▸ **Entries**

— BEGIN —

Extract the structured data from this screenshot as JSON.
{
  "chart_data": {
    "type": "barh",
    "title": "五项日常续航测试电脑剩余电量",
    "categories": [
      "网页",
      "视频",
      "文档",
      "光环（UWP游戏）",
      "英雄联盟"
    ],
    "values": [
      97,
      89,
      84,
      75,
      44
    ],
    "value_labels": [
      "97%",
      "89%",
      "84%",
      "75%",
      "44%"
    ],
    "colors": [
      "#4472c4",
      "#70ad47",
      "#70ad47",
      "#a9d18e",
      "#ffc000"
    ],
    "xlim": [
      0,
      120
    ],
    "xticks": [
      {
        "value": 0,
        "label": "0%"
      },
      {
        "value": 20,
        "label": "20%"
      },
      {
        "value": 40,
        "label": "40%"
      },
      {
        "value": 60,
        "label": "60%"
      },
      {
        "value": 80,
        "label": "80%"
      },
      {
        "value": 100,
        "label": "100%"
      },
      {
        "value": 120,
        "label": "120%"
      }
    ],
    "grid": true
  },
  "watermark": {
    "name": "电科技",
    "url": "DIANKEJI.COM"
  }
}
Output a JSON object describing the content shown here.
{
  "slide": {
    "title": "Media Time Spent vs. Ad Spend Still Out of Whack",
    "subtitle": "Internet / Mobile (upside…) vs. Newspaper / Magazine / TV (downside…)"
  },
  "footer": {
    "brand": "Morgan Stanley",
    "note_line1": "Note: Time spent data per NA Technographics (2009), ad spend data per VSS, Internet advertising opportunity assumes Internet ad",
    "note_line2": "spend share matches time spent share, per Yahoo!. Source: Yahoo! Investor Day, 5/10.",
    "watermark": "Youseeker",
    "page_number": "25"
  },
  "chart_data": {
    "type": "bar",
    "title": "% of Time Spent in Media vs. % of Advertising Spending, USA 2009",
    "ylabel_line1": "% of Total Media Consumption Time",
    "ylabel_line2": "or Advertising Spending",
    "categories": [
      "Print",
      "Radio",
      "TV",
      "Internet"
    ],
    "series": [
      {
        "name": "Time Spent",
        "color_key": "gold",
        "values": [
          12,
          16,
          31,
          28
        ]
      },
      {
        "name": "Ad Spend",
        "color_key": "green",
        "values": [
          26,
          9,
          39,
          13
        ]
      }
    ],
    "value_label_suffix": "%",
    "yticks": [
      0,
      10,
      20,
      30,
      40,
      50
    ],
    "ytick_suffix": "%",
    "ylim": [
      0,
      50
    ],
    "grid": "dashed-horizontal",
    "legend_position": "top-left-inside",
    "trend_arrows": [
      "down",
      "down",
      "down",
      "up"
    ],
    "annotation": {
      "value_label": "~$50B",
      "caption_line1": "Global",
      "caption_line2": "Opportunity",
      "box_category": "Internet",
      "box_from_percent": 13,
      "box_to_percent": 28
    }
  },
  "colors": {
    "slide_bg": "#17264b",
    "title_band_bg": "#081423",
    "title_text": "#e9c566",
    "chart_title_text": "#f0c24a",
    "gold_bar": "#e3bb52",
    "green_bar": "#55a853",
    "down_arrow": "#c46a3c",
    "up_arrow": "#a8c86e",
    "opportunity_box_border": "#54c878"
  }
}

— END —

▸ **Required work**
Locate each line containing the string "Internet" and show it.

▸ **Answer to the task**
    "subtitle": "Internet / Mobile (upside…) vs. Newspaper / Magazine / TV (downside…)"
    "note_line1": "Note: Time spent data per NA Technographics (2009), ad spend data per VSS, Internet advertising opportunity assumes Internet ad",
      "Internet"
      "box_category": "Internet",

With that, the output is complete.